***** TEXT BLOCK

You asked the question earlier about China's message. If I could just add something there, I think that China sees the United States as in decline, a relative decline, if you will, but nonetheless in decline. This has been an assessment really since the onset of the global financial crisis in 2007-2008.

So China sees its rise is inevitable and that it will overtake the United States certainly in gross domestic product probably within the next 10 years and then beyond that will overtake the United States in areas of technology. The Made in China 2025 program is one example, part of China's industrial policy, to try to gain a dominant position in ten very sensitive strategic technologies. This message is that China's rise is coming, and it wants countries to accommodate to China's rise. It also wants to weaken U.S. alliances, and it wants countries that have territorial disputes to rescind their claims and essentially show deference to China.

I think there is quite a bit of confidence in China's external environment about the trends but somewhat less confidence in the internal environment, where I think China has a bit more insecurity.

DEVIN STEWART: Those are ambitious goals, of course. People have been predicting crisis in China forever, and it has never happened, at least in the past few decades.

What is your assessment of the value of their confidence? Is Chinese confidence warranted?

**********

◆ REQUIRED TASK 1 ◆
List each line of the records that contains the word "their".

***** THE DATA

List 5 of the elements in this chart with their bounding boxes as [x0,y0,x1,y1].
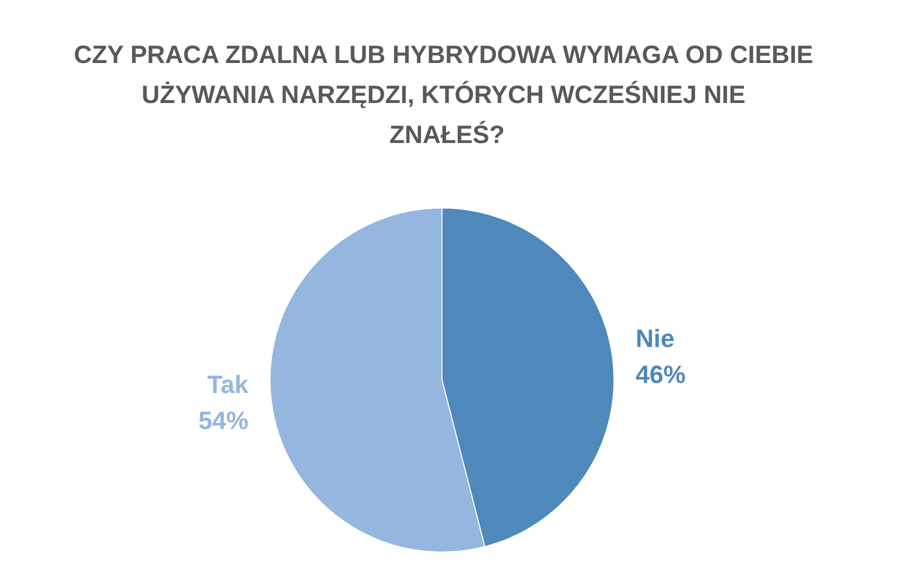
data-label: 46% [636,361,686,390]
slice-label: Tak [207,370,249,399]
chart-title: CZY PRACA ZDALNA LUB HYBRYDOWA WYMAGA OD CIEBIE UŻYWANIA NARZĘDZI, KTÓRYCH WCZEŚNIEJ NIE ZNAŁEŚ? [74,41,820,149]
data-label: 54% [198,406,248,435]
slice-label: Nie [636,325,675,354]
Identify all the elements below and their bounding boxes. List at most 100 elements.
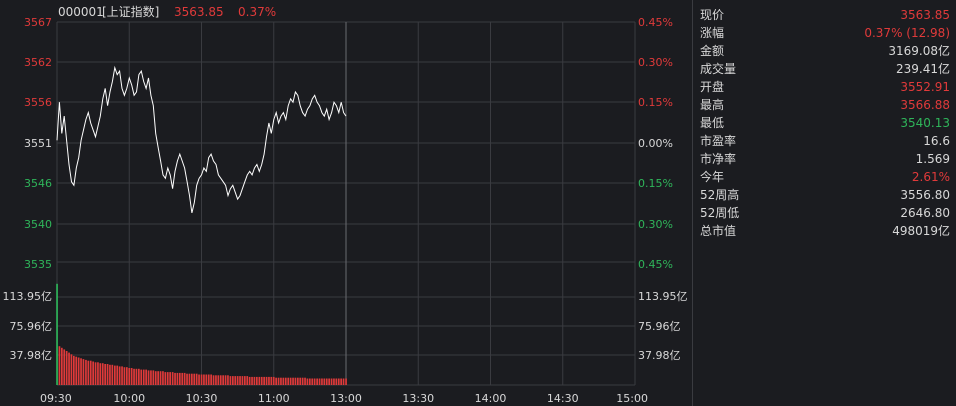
volume-bar xyxy=(280,377,282,385)
volume-bar xyxy=(176,372,179,385)
volume-bar xyxy=(318,378,321,385)
quote-row: 开盘 3552.91 xyxy=(700,78,950,96)
quote-row: 总市值 498019亿 xyxy=(700,222,950,240)
quote-value: 2646.80 xyxy=(900,206,950,220)
volume-bar xyxy=(130,368,133,385)
volume-bar xyxy=(80,358,82,385)
volume-bar xyxy=(65,351,68,385)
volume-bar xyxy=(217,375,220,385)
volume-bar xyxy=(294,377,297,385)
stock-name: [上证指数] xyxy=(102,4,159,19)
quote-label: 最高 xyxy=(700,98,725,112)
quote-value: 3552.91 xyxy=(900,80,950,94)
percent-axis-label: 0.30% xyxy=(638,56,673,69)
volume-bar xyxy=(203,374,205,385)
quote-label: 现价 xyxy=(700,8,725,22)
volume-bar xyxy=(251,376,253,385)
volume-bar xyxy=(258,376,261,385)
quote-label: 市净率 xyxy=(700,152,737,166)
volume-bar xyxy=(239,376,241,385)
volume-bar xyxy=(188,373,191,385)
volume-axis-label: 3535 xyxy=(24,258,52,271)
volume-bar xyxy=(89,360,92,385)
quote-value: 239.41亿 xyxy=(896,62,950,76)
quote-row: 涨幅 0.37% (12.98) xyxy=(700,24,950,42)
volume-bar xyxy=(284,377,287,385)
volume-bar xyxy=(174,372,176,385)
volume-bar xyxy=(301,377,304,385)
volume-bar xyxy=(111,364,114,385)
volume-bar xyxy=(61,347,63,385)
volume-bar xyxy=(275,377,277,385)
quote-value: 16.6 xyxy=(923,134,950,148)
volume-bar xyxy=(340,378,342,385)
volume-bar xyxy=(164,372,167,385)
volume-bar xyxy=(313,378,316,385)
axis-labels: 3567 3562 3556 3551 3546 3540 0.45% 0.30% 0.15% 0… xyxy=(3,16,688,405)
volume-bar xyxy=(222,375,224,385)
panel-divider xyxy=(692,0,693,406)
volume-bar xyxy=(126,367,128,385)
volume-bar xyxy=(195,373,198,385)
volume-bar xyxy=(316,378,318,385)
volume-bar xyxy=(87,360,90,385)
quote-value: 1.569 xyxy=(915,152,950,166)
volume-bar xyxy=(99,363,102,385)
volume-bar xyxy=(256,376,258,385)
volume-bar xyxy=(323,378,326,385)
quote-label: 金额 xyxy=(700,44,725,58)
quote-row: 金额 3169.08亿 xyxy=(700,42,950,60)
quote-value: 3169.08亿 xyxy=(888,44,950,58)
volume-bar xyxy=(265,376,268,385)
volume-bar xyxy=(224,375,227,385)
volume-bar xyxy=(128,368,131,385)
volume-bar xyxy=(229,376,232,385)
volume-bar xyxy=(234,376,237,385)
chart-grid xyxy=(56,21,636,386)
quote-row: 市盈率 16.6 xyxy=(700,132,950,150)
volume-bar xyxy=(133,368,135,385)
volume-bar xyxy=(104,364,106,385)
time-axis-label: 09:30 xyxy=(40,392,72,405)
volume-bar xyxy=(109,364,111,385)
quote-label: 成交量 xyxy=(700,62,737,76)
volume-bar xyxy=(236,376,239,385)
volume-bar xyxy=(253,376,256,385)
volume-bar xyxy=(171,372,174,385)
volume-bar xyxy=(169,372,171,385)
volume-bar xyxy=(191,373,193,385)
volume-bar xyxy=(118,366,121,385)
time-axis-label: 15:00 xyxy=(616,392,648,405)
volume-bar xyxy=(205,374,208,385)
volume-bar xyxy=(246,376,249,385)
time-axis-label: 10:30 xyxy=(186,392,218,405)
volume-bar xyxy=(330,378,333,385)
quote-label: 52周低 xyxy=(700,206,740,220)
price-line xyxy=(56,65,347,214)
volume-bar xyxy=(147,370,150,385)
volume-bar xyxy=(152,370,155,385)
time-axis-label: 11:00 xyxy=(258,392,290,405)
volume-bar xyxy=(210,374,212,385)
price-axis-label: 3562 xyxy=(24,56,52,69)
chart-header: 000001 [上证指数] 3563.85 0.37% xyxy=(58,4,276,19)
volume-bar xyxy=(75,356,78,385)
volume-bar xyxy=(219,375,222,385)
volume-bar xyxy=(85,359,87,385)
intraday-chart[interactable]: 3567 3562 3556 3551 3546 3540 0.45% 0.30% 0.15% 0… xyxy=(0,0,692,406)
volume-bar xyxy=(138,368,140,385)
volume-axis-label-right: 75.96亿 xyxy=(638,320,681,333)
volume-bar xyxy=(227,375,229,385)
time-axis-label: 14:30 xyxy=(547,392,579,405)
price-axis-label: 3546 xyxy=(24,177,52,190)
volume-bar xyxy=(321,378,323,385)
volume-bar xyxy=(212,375,215,385)
volume-bar xyxy=(311,378,314,385)
volume-bar xyxy=(181,372,184,385)
quote-row: 52周低 2646.80 xyxy=(700,204,950,222)
volume-bar xyxy=(94,362,97,385)
volume-bar xyxy=(135,368,138,385)
volume-bar xyxy=(306,378,309,385)
volume-bar xyxy=(82,359,85,385)
volume-bar xyxy=(309,378,311,385)
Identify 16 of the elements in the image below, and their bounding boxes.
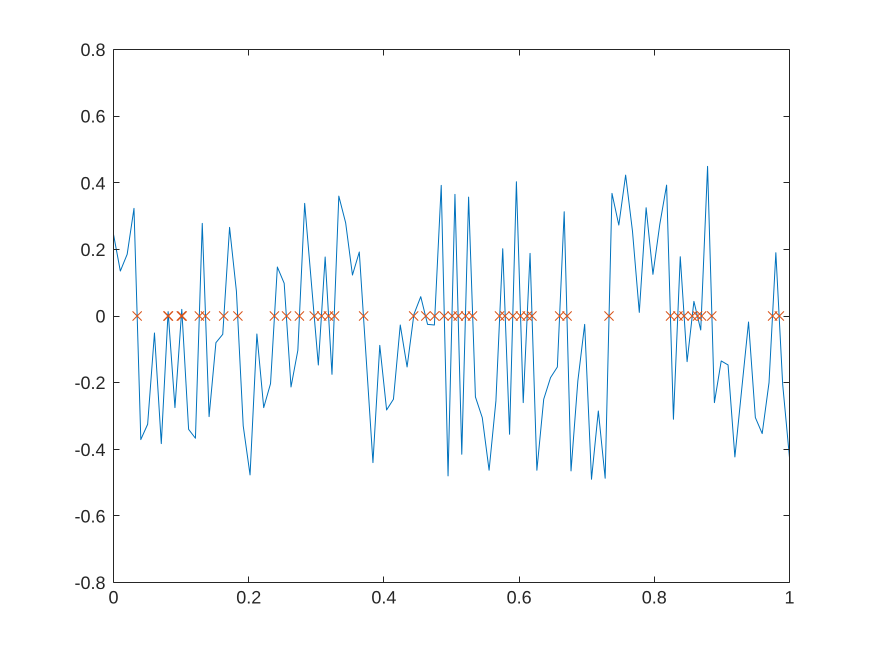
y-tick-label: -0.4 <box>74 440 106 460</box>
y-tick-label: 0.6 <box>80 106 106 127</box>
y-tick-label: -0.2 <box>74 373 106 394</box>
y-tick-label: 0.4 <box>80 173 106 194</box>
x-tick-label: 0.4 <box>371 588 396 608</box>
x-tick-label: 0.8 <box>642 588 667 608</box>
line-series <box>114 166 790 480</box>
x-tick-label: 1 <box>784 588 795 608</box>
y-tick-label: -0.6 <box>74 506 106 526</box>
x-tick-label: 0 <box>108 588 119 608</box>
y-tick-label: 0 <box>95 306 106 326</box>
y-tick-label: 0.2 <box>80 240 106 260</box>
x-tick-label: 0.2 <box>236 588 262 608</box>
x-tick-label: 0.6 <box>506 588 532 608</box>
y-tick-label: 0.8 <box>80 40 106 60</box>
y-tick-label: -0.8 <box>74 573 106 593</box>
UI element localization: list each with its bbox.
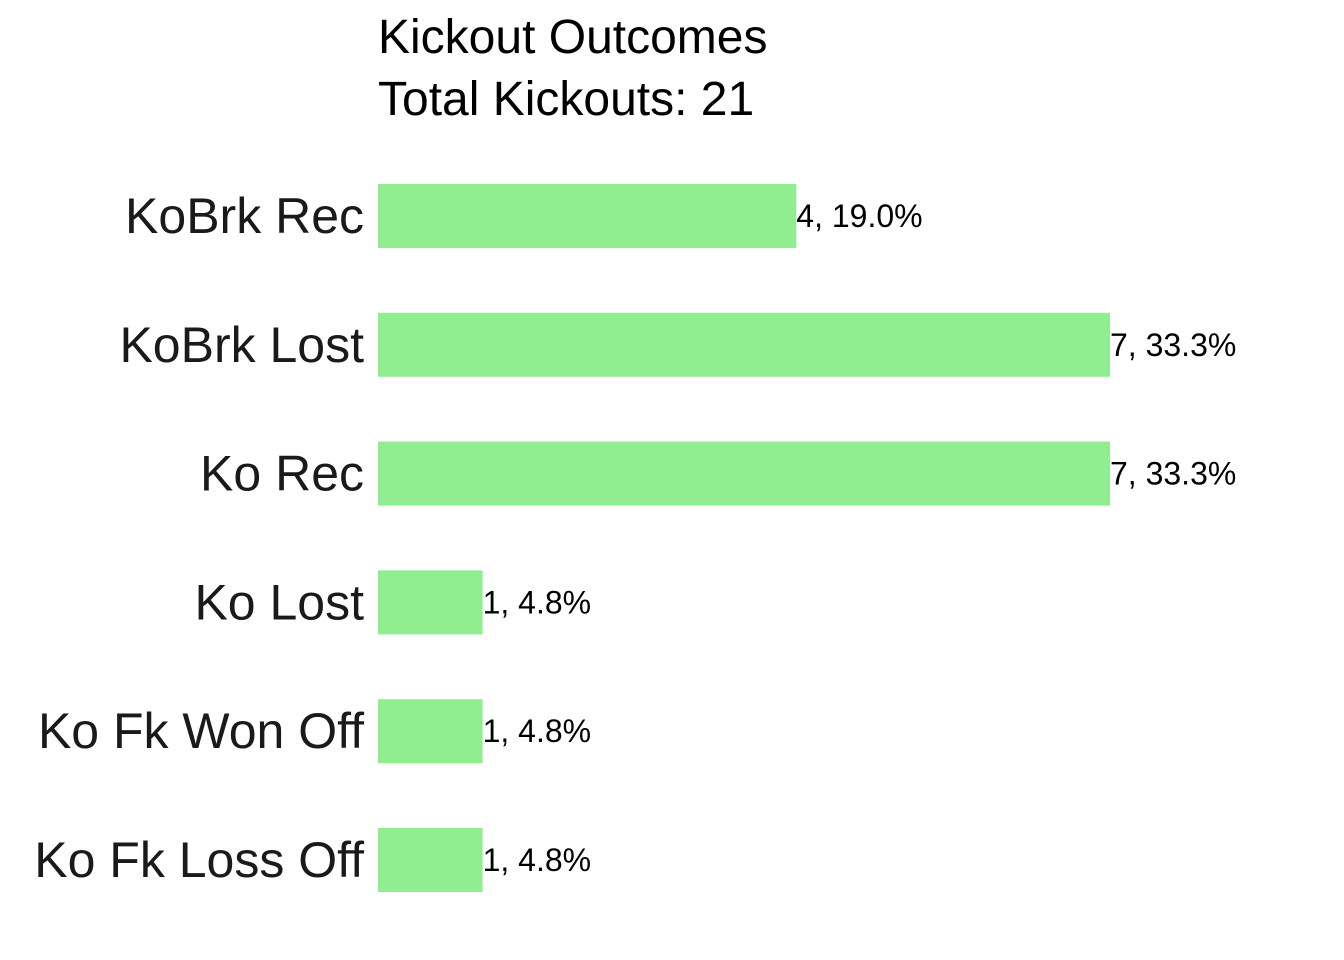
data-label: 1, 4.8% [483, 842, 592, 878]
category-label: Ko Fk Loss Off [34, 832, 364, 888]
chart-title: Kickout Outcomes [378, 11, 768, 64]
bar [378, 828, 483, 892]
bar [378, 312, 1110, 377]
category-label: Ko Fk Won Off [38, 703, 364, 759]
category-label: Ko Lost [194, 574, 364, 630]
data-label: 1, 4.8% [483, 584, 592, 620]
data-label: 4, 19.0% [796, 198, 922, 234]
data-label: 1, 4.8% [483, 713, 592, 749]
chart-subtitle: Total Kickouts: 21 [378, 73, 755, 126]
category-label: KoBrk Rec [125, 188, 364, 244]
bar [378, 570, 483, 635]
data-label: 7, 33.3% [1110, 327, 1236, 363]
bar [378, 441, 1110, 506]
bar [378, 184, 797, 248]
data-label: 7, 33.3% [1110, 456, 1236, 492]
category-label: KoBrk Lost [119, 317, 364, 373]
bar [378, 699, 483, 764]
category-label: Ko Rec [200, 446, 364, 502]
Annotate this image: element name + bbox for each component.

**********

◆ REQUIRED TASK 2 ◆
In the transcript about China's message, since when has China seen the United States as in decline?

◆ EXERCISE ANSWER 1 ◆
List 5 of the elements in this chart with their bounding boxes as [x0,y0,x1,y1].
Identify all the elements below and their bounding boxes. List at most 100 elements.
Identify 16 of the elements in the image below, and their bounding boxes.

◆ EXERCISE ANSWER 2 ◆
Since the onset of the global financial crisis in 2007-2008.